== WHAT THE EXERCISE ASKS ==
Format the lines in each of the entries below as a numbered list, leaving out blank lines and the pictures.

___ PROVIDED INFORMATION ___

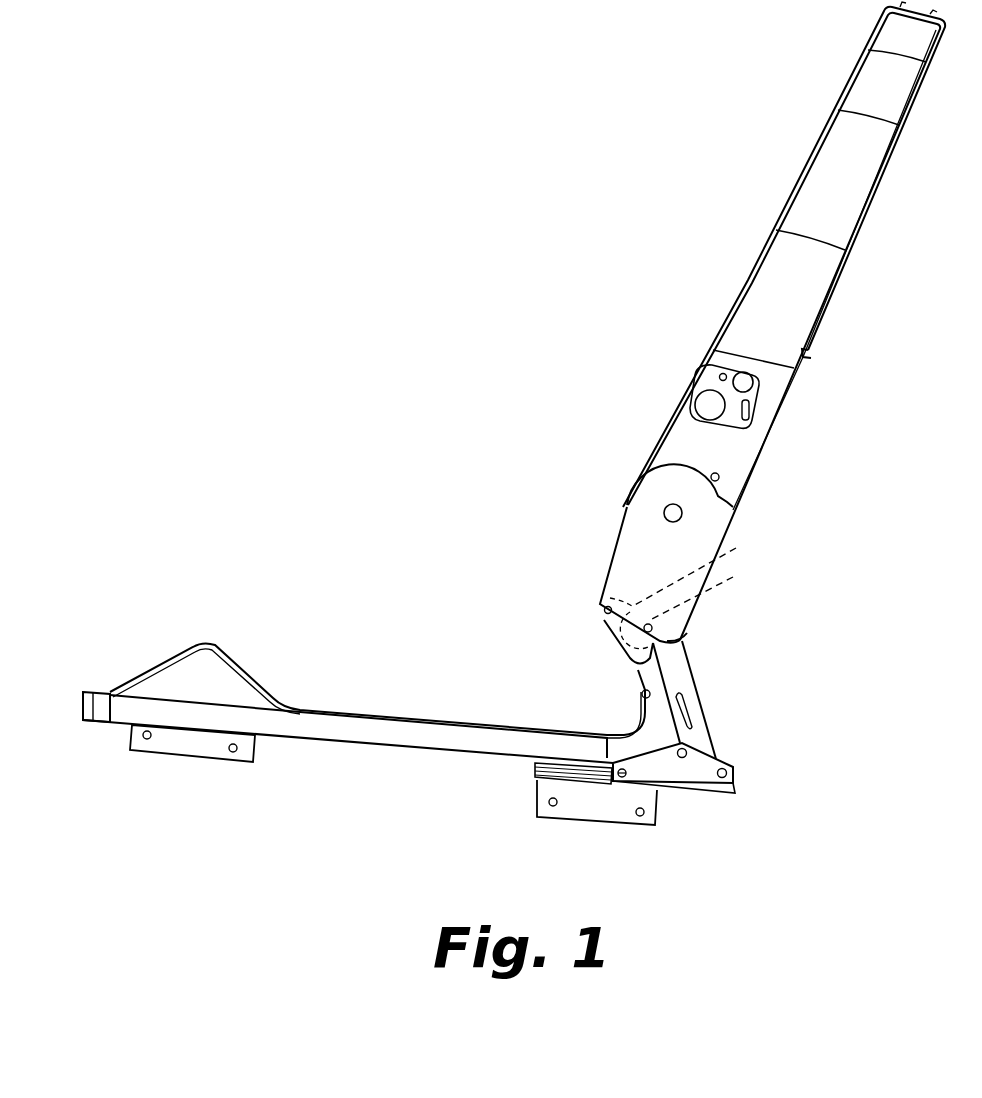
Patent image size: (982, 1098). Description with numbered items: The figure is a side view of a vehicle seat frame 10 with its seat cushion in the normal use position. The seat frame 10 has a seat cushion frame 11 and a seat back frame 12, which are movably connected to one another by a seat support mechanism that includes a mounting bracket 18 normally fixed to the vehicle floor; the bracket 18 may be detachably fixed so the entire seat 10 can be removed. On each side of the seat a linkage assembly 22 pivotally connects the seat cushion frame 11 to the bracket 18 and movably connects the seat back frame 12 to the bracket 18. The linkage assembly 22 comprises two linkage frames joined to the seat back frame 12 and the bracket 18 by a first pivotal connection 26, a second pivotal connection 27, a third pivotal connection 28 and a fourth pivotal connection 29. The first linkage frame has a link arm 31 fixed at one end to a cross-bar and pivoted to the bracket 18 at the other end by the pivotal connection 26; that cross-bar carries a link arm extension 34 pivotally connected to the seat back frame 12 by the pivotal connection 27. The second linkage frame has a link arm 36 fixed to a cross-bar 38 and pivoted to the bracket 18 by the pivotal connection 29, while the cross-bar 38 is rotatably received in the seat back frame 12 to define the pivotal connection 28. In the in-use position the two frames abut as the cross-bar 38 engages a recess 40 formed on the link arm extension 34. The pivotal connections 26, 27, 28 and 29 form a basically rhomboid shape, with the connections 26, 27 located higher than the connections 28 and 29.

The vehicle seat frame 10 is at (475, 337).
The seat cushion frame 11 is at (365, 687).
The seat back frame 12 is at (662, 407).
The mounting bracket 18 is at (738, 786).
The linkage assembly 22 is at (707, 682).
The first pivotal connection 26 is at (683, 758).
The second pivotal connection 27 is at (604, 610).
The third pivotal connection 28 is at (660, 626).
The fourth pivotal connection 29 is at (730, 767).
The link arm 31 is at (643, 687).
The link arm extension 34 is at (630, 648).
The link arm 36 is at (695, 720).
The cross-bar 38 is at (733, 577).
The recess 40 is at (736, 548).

___

== SOLUTION TO THE PROBLEM ==
1. Patent image size: (982, 1098). Description with numbered items: The figure is a side view of a vehicle seat frame 10 with its seat cushion in the normal use position. The seat frame 10 has a seat cushion frame 11 and a seat back frame 12, which are movably connected to one another by a seat support mechanism that includes a mounting bracket 18 normally fixed to the vehicle floor; the bracket 18 may be detachably fixed so the entire seat 10 can be removed. On each side of the seat a linkage assembly 22 pivotally connects the seat cushion frame 11 to the bracket 18 and movably connects the seat back frame 12 to the bracket 18. The linkage assembly 22 comprises two linkage frames joined to the seat back frame 12 and the bracket 18 by a first pivotal connection 26, a second pivotal connection 27, a third pivotal connection 28 and a fourth pivotal connection 29. The first linkage frame has a link arm 31 fixed at one end to a cross-bar and pivoted to the bracket 18 at the other end by the pivotal connection 26; that cross-bar carries a link arm extension 34 pivotally connected to the seat back frame 12 by the pivotal connection 27. The second linkage frame has a link arm 36 fixed to a cross-bar 38 and pivoted to the bracket 18 by the pivotal connection 29, while the cross-bar 38 is rotatably received in the seat back frame 12 to define the pivotal connection 28. In the in-use position the two frames abut as the cross-bar 38 engages a recess 40 formed on the link arm extension 34. The pivotal connections 26, 27, 28 and 29 form a basically rhomboid shape, with the connections 26, 27 located higher than the connections 28 and 29.
2. The vehicle seat frame 10 is at (475, 337).
3. The seat cushion frame 11 is at (365, 687).
4. The seat back frame 12 is at (662, 407).
5. The mounting bracket 18 is at (738, 786).
6. The linkage assembly 22 is at (707, 682).
7. The first pivotal connection 26 is at (683, 758).
8. The second pivotal connection 27 is at (604, 610).
9. The third pivotal connection 28 is at (660, 626).
10. The fourth pivotal connection 29 is at (730, 767).
11. The link arm 31 is at (643, 687).
12. The link arm extension 34 is at (630, 648).
13. The link arm 36 is at (695, 720).
14. The cross-bar 38 is at (733, 577).
15. The recess 40 is at (736, 548).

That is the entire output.